▶ Your objective
Below are some records; retype all of them exactly.
-- Begin Provided data --
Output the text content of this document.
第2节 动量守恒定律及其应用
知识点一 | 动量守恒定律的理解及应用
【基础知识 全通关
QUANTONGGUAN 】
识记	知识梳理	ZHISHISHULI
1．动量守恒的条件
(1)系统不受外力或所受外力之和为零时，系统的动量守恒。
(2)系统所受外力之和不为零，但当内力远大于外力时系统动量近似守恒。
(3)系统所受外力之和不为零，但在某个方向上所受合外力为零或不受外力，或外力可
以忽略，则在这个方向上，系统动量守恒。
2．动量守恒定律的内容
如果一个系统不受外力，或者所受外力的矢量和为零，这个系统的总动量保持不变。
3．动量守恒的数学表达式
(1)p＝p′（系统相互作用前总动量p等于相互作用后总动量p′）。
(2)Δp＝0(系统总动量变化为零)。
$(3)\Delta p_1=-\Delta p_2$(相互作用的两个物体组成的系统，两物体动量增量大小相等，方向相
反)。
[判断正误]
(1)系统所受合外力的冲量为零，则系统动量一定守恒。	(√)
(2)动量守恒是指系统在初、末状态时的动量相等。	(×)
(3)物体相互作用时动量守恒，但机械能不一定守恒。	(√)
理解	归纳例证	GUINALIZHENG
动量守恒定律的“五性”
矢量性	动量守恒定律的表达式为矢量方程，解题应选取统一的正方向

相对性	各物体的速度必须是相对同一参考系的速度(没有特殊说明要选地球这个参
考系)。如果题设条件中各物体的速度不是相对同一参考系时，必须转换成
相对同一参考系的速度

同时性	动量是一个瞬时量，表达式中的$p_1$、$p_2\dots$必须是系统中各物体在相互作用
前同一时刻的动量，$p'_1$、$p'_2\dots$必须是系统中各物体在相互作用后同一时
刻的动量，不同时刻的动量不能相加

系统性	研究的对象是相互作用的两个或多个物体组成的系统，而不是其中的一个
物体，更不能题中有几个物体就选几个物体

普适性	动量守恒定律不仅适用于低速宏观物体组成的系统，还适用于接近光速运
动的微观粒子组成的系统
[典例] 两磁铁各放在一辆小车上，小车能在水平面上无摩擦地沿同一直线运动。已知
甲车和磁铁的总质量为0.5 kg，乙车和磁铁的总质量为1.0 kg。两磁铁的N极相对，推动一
-- End Provided data --
▶ Output below
Output the text content of this document.
第2节 动量守恒定律及其应用
知识点一 | 动量守恒定律的理解及应用
【基础知识 全通关
QUANTONGGUAN 】
识记	知识梳理	ZHISHISHULI
1．动量守恒的条件
(1)系统不受外力或所受外力之和为零时，系统的动量守恒。
(2)系统所受外力之和不为零，但当内力远大于外力时系统动量近似守恒。
(3)系统所受外力之和不为零，但在某个方向上所受合外力为零或不受外力，或外力可
以忽略，则在这个方向上，系统动量守恒。
2．动量守恒定律的内容
如果一个系统不受外力，或者所受外力的矢量和为零，这个系统的总动量保持不变。
3．动量守恒的数学表达式
(1)p＝p′（系统相互作用前总动量p等于相互作用后总动量p′）。
(2)Δp＝0(系统总动量变化为零)。
$(3)\Delta p_1=-\Delta p_2$(相互作用的两个物体组成的系统，两物体动量增量大小相等，方向相
反)。
[判断正误]
(1)系统所受合外力的冲量为零，则系统动量一定守恒。	(√)
(2)动量守恒是指系统在初、末状态时的动量相等。	(×)
(3)物体相互作用时动量守恒，但机械能不一定守恒。	(√)
理解	归纳例证	GUINALIZHENG
动量守恒定律的“五性”
矢量性	动量守恒定律的表达式为矢量方程，解题应选取统一的正方向

相对性	各物体的速度必须是相对同一参考系的速度(没有特殊说明要选地球这个参
考系)。如果题设条件中各物体的速度不是相对同一参考系时，必须转换成
相对同一参考系的速度

同时性	动量是一个瞬时量，表达式中的$p_1$、$p_2\dots$必须是系统中各物体在相互作用
前同一时刻的动量，$p'_1$、$p'_2\dots$必须是系统中各物体在相互作用后同一时
刻的动量，不同时刻的动量不能相加

系统性	研究的对象是相互作用的两个或多个物体组成的系统，而不是其中的一个
物体，更不能题中有几个物体就选几个物体

普适性	动量守恒定律不仅适用于低速宏观物体组成的系统，还适用于接近光速运
动的微观粒子组成的系统
[典例] 两磁铁各放在一辆小车上，小车能在水平面上无摩擦地沿同一直线运动。已知
甲车和磁铁的总质量为0.5 kg，乙车和磁铁的总质量为1.0 kg。两磁铁的N极相对，推动一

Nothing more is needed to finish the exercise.